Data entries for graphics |
-- start --

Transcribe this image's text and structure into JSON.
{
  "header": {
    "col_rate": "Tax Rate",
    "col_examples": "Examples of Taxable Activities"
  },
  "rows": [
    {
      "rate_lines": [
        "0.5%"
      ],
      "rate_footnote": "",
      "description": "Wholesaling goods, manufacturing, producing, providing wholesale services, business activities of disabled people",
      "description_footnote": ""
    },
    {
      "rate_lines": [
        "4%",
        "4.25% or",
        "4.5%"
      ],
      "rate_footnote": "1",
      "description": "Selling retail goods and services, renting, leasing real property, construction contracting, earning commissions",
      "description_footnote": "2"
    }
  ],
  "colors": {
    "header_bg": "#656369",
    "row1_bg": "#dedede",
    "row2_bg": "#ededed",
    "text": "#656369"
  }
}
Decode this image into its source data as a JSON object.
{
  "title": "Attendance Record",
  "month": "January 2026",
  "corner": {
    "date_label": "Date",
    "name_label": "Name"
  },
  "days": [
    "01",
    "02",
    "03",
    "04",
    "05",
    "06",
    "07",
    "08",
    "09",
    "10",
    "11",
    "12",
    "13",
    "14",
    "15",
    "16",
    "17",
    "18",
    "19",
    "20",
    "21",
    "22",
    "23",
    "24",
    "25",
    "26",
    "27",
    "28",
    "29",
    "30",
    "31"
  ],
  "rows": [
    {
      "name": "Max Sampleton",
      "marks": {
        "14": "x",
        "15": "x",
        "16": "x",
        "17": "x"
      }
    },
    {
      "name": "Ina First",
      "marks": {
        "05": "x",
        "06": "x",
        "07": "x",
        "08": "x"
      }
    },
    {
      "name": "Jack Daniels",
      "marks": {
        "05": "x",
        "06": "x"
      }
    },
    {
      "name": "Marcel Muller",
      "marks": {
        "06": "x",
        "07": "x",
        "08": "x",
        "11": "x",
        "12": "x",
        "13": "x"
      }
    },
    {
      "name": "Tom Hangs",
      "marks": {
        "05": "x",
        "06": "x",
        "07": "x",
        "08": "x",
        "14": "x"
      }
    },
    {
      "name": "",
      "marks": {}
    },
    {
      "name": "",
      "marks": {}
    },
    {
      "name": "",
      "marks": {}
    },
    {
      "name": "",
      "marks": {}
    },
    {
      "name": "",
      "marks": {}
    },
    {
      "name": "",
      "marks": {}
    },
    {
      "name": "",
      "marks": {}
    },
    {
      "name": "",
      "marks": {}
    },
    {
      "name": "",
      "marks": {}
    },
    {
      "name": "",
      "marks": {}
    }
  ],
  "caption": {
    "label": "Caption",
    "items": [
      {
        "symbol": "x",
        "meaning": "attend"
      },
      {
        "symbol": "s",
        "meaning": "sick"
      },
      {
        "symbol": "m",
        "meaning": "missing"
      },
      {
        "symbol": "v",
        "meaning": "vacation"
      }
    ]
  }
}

-- end --

Show all lines in the entries above where the string "meaning" appears.

        "meaning": "attend"
        "meaning": "sick"
        "meaning": "missing"
        "meaning": "vacation"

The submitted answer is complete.